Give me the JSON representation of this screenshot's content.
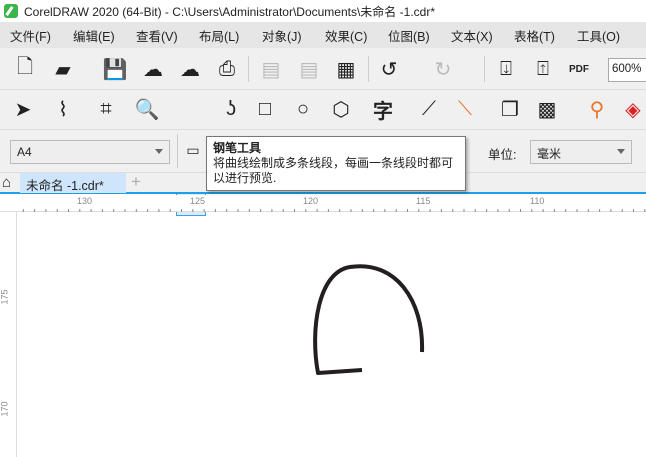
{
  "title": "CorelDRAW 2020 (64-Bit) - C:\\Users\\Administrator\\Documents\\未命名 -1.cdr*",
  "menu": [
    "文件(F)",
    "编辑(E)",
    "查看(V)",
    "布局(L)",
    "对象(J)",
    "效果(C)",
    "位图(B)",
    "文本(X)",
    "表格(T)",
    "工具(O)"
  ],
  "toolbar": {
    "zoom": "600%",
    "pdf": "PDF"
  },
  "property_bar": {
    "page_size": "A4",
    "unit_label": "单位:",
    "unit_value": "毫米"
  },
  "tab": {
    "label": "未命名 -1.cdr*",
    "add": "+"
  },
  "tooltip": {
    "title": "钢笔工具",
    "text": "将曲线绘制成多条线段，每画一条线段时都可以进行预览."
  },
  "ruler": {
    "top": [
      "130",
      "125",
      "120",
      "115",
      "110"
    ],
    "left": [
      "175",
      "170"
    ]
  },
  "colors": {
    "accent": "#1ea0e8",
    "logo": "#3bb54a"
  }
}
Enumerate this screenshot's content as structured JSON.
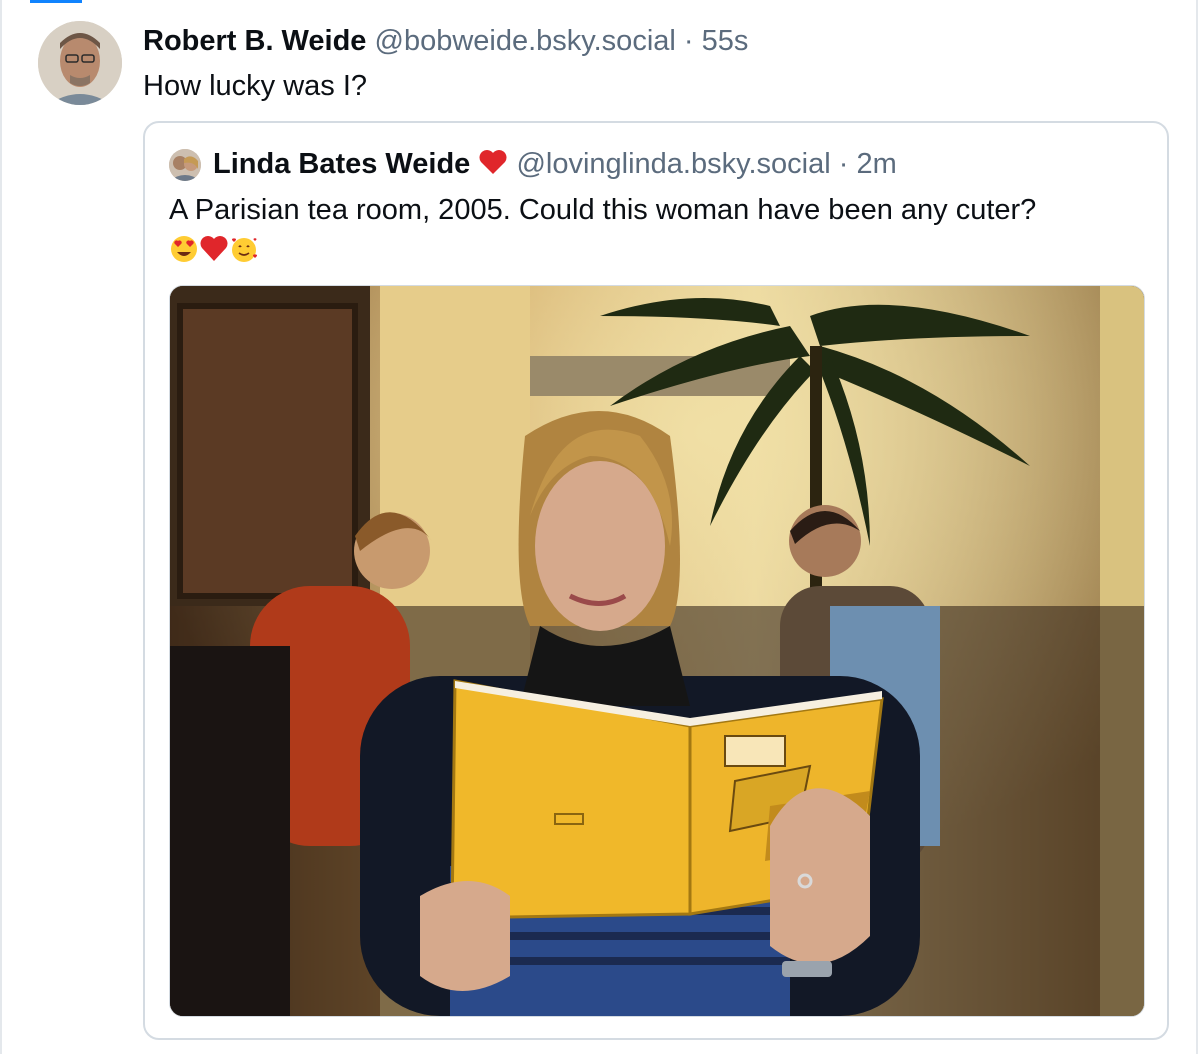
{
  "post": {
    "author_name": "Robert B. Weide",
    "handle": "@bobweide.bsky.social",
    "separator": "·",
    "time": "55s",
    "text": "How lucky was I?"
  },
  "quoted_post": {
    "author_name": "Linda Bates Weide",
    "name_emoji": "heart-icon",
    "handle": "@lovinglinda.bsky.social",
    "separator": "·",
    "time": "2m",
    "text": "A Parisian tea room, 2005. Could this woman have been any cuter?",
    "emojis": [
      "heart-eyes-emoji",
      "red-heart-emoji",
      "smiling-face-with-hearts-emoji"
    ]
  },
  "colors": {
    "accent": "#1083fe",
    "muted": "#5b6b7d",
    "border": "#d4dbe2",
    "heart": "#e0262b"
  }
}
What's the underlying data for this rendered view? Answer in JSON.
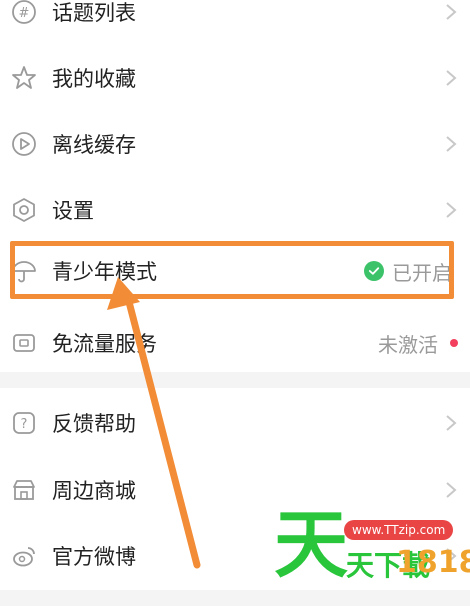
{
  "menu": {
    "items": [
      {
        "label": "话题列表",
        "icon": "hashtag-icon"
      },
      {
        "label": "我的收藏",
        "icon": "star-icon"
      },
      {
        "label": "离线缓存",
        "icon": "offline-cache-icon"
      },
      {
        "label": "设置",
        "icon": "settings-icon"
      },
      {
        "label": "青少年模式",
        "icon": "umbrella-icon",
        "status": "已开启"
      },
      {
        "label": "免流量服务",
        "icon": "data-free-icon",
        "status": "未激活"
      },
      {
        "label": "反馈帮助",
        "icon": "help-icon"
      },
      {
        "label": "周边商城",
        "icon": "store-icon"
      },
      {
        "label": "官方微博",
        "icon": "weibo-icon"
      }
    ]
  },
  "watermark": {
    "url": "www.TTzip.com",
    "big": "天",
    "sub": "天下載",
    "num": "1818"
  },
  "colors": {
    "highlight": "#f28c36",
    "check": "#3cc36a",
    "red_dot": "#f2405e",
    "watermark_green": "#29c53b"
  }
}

§ **What is asked**
Quote in full the listing given above; the images are to be left out.

§ **Task output**
Give me the JSON representation of this screenshot's content.
{
  "title": "CorelDRAW 2020 (64-Bit) - C:\\Users\\Administrator\\Documents\\未命名 -1.cdr*",
  "menu": [
    "文件(F)",
    "编辑(E)",
    "查看(V)",
    "布局(L)",
    "对象(J)",
    "效果(C)",
    "位图(B)",
    "文本(X)",
    "表格(T)",
    "工具(O)"
  ],
  "toolbar": {
    "zoom": "600%",
    "pdf": "PDF"
  },
  "property_bar": {
    "page_size": "A4",
    "unit_label": "单位:",
    "unit_value": "毫米"
  },
  "tab": {
    "label": "未命名 -1.cdr*",
    "add": "+"
  },
  "tooltip": {
    "title": "钢笔工具",
    "text": "将曲线绘制成多条线段，每画一条线段时都可以进行预览."
  },
  "ruler": {
    "top": [
      "130",
      "125",
      "120",
      "115",
      "110"
    ],
    "left": [
      "175",
      "170"
    ]
  },
  "colors": {
    "accent": "#1ea0e8",
    "logo": "#3bb54a"
  }
}
Enumerate this screenshot's content as structured JSON.
{
  "post": {
    "author_name": "Robert B. Weide",
    "handle": "@bobweide.bsky.social",
    "separator": "·",
    "time": "55s",
    "text": "How lucky was I?"
  },
  "quoted_post": {
    "author_name": "Linda Bates Weide",
    "name_emoji": "heart-icon",
    "handle": "@lovinglinda.bsky.social",
    "separator": "·",
    "time": "2m",
    "text": "A Parisian tea room, 2005. Could this woman have been any cuter?",
    "emojis": [
      "heart-eyes-emoji",
      "red-heart-emoji",
      "smiling-face-with-hearts-emoji"
    ]
  },
  "colors": {
    "accent": "#1083fe",
    "muted": "#5b6b7d",
    "border": "#d4dbe2",
    "heart": "#e0262b"
  }
}
What's the underlying data for this rendered view? Answer in JSON.
{
  "menu": {
    "items": [
      {
        "label": "话题列表",
        "icon": "hashtag-icon"
      },
      {
        "label": "我的收藏",
        "icon": "star-icon"
      },
      {
        "label": "离线缓存",
        "icon": "offline-cache-icon"
      },
      {
        "label": "设置",
        "icon": "settings-icon"
      },
      {
        "label": "青少年模式",
        "icon": "umbrella-icon",
        "status": "已开启"
      },
      {
        "label": "免流量服务",
        "icon": "data-free-icon",
        "status": "未激活"
      },
      {
        "label": "反馈帮助",
        "icon": "help-icon"
      },
      {
        "label": "周边商城",
        "icon": "store-icon"
      },
      {
        "label": "官方微博",
        "icon": "weibo-icon"
      }
    ]
  },
  "watermark": {
    "url": "www.TTzip.com",
    "big": "天",
    "sub": "天下載",
    "num": "1818"
  },
  "colors": {
    "highlight": "#f28c36",
    "check": "#3cc36a",
    "red_dot": "#f2405e",
    "watermark_green": "#29c53b"
  }
}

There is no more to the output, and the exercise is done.